=== Provided text ===

Efficacy and cost-effectiveness of an unguided, internet-based self-help intervention for social anxiety disorder in university students: protocol of a randomized controlled trial
Social anxiety disorder (SAD) is highly prevalent among university students, but the majority of affected students remain untreated. Internet- and mobile-based self-help interventions (IMIs) may be a promising strategy to address this unmet need. This study aims to investigate the efficacy and cost-effectiveness of an unguided internet-based treatment for SAD among university students. The intervention is optimized for the treatment of university students and includes one module targeting fear of positive evaluations that is a neglected aspect of SAD treatment.

=== Dataset content ===

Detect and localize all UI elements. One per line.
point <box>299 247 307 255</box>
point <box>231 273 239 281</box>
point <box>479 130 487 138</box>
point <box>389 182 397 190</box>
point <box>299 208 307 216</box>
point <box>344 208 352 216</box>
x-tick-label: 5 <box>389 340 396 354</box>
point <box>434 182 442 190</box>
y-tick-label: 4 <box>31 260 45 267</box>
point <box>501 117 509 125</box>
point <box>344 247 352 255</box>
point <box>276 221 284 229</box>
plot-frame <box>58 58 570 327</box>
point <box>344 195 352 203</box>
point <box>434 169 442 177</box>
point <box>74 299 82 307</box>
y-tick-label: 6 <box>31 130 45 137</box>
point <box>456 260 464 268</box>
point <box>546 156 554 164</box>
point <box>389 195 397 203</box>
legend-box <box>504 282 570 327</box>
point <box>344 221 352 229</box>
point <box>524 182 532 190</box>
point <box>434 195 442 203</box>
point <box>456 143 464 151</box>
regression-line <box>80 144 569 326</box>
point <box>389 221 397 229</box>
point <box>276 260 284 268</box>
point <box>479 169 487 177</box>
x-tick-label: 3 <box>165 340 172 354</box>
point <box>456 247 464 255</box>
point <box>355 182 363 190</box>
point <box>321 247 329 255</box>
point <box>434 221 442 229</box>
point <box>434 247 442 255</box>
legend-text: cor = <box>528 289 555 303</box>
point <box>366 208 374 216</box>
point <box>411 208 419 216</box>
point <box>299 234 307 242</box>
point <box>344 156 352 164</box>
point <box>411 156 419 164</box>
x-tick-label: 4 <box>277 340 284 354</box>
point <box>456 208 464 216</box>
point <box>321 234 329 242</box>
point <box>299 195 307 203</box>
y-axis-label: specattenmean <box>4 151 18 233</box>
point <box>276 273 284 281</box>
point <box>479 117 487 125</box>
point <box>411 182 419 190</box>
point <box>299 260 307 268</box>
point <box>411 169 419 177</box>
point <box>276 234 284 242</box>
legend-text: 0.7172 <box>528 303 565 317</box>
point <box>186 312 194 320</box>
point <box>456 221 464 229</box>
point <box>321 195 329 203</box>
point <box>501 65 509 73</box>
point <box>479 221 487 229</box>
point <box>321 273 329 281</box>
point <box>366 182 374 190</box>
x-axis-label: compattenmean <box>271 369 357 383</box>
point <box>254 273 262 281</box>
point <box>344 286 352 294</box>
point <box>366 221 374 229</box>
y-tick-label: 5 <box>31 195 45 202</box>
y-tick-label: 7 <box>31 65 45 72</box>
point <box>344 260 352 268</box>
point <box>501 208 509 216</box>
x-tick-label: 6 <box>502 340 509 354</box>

===

**Goal of the exercise**
Please summarize the social anxiety protocol in two sentences. The material is separate from the social anxiety protocol.

**Response**
Social anxiety disorder is highly prevalent among university students, yet most affected students remain untreated, and internet- and mobile-based self-help interventions may be a promising way to meet this need. The study aims to investigate the efficacy and cost-effectiveness of an unguided internet-based treatment optimized for university students, which includes one module targeting fear of positive evaluations.